## START Supplied material
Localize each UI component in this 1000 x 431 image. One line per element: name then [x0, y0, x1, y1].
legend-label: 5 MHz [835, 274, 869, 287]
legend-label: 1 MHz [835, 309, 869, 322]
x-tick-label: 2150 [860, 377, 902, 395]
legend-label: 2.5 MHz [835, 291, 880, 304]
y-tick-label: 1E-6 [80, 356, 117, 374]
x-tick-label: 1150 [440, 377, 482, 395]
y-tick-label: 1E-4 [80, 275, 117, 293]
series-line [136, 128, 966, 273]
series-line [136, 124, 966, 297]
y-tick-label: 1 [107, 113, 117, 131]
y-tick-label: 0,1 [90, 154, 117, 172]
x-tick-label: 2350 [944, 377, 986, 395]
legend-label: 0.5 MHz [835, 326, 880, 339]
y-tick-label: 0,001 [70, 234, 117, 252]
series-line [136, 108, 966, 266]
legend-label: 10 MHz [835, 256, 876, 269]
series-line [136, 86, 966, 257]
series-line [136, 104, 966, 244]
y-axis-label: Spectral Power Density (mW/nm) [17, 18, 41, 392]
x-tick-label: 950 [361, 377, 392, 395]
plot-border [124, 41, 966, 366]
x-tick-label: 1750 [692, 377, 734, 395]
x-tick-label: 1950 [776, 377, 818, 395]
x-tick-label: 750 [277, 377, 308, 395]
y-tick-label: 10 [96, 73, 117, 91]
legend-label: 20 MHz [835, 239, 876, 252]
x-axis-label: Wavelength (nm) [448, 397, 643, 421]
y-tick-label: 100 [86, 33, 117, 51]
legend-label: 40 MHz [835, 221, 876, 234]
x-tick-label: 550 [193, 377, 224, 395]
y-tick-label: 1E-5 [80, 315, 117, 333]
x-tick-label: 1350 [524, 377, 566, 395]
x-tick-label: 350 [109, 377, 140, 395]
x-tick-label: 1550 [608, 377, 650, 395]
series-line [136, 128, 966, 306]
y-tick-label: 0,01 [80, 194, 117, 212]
## END Supplied material
● Aim of the task
Copy every row above line for line, keeping each character unchanged.

● Correct output
Localize each UI component in this 1000 x 431 image. One line per element: name then [x0, y0, x1, y1].
legend-label: 5 MHz [835, 274, 869, 287]
legend-label: 1 MHz [835, 309, 869, 322]
x-tick-label: 2150 [860, 377, 902, 395]
legend-label: 2.5 MHz [835, 291, 880, 304]
y-tick-label: 1E-6 [80, 356, 117, 374]
x-tick-label: 1150 [440, 377, 482, 395]
y-tick-label: 1E-4 [80, 275, 117, 293]
series-line [136, 128, 966, 273]
series-line [136, 124, 966, 297]
y-tick-label: 1 [107, 113, 117, 131]
y-tick-label: 0,1 [90, 154, 117, 172]
x-tick-label: 2350 [944, 377, 986, 395]
legend-label: 0.5 MHz [835, 326, 880, 339]
y-tick-label: 0,001 [70, 234, 117, 252]
series-line [136, 108, 966, 266]
legend-label: 10 MHz [835, 256, 876, 269]
series-line [136, 86, 966, 257]
series-line [136, 104, 966, 244]
y-axis-label: Spectral Power Density (mW/nm) [17, 18, 41, 392]
x-tick-label: 950 [361, 377, 392, 395]
plot-border [124, 41, 966, 366]
x-tick-label: 1750 [692, 377, 734, 395]
x-tick-label: 1950 [776, 377, 818, 395]
x-tick-label: 750 [277, 377, 308, 395]
y-tick-label: 10 [96, 73, 117, 91]
legend-label: 20 MHz [835, 239, 876, 252]
x-axis-label: Wavelength (nm) [448, 397, 643, 421]
y-tick-label: 100 [86, 33, 117, 51]
legend-label: 40 MHz [835, 221, 876, 234]
x-tick-label: 550 [193, 377, 224, 395]
y-tick-label: 1E-5 [80, 315, 117, 333]
x-tick-label: 1350 [524, 377, 566, 395]
x-tick-label: 350 [109, 377, 140, 395]
x-tick-label: 1550 [608, 377, 650, 395]
series-line [136, 128, 966, 306]
y-tick-label: 0,01 [80, 194, 117, 212]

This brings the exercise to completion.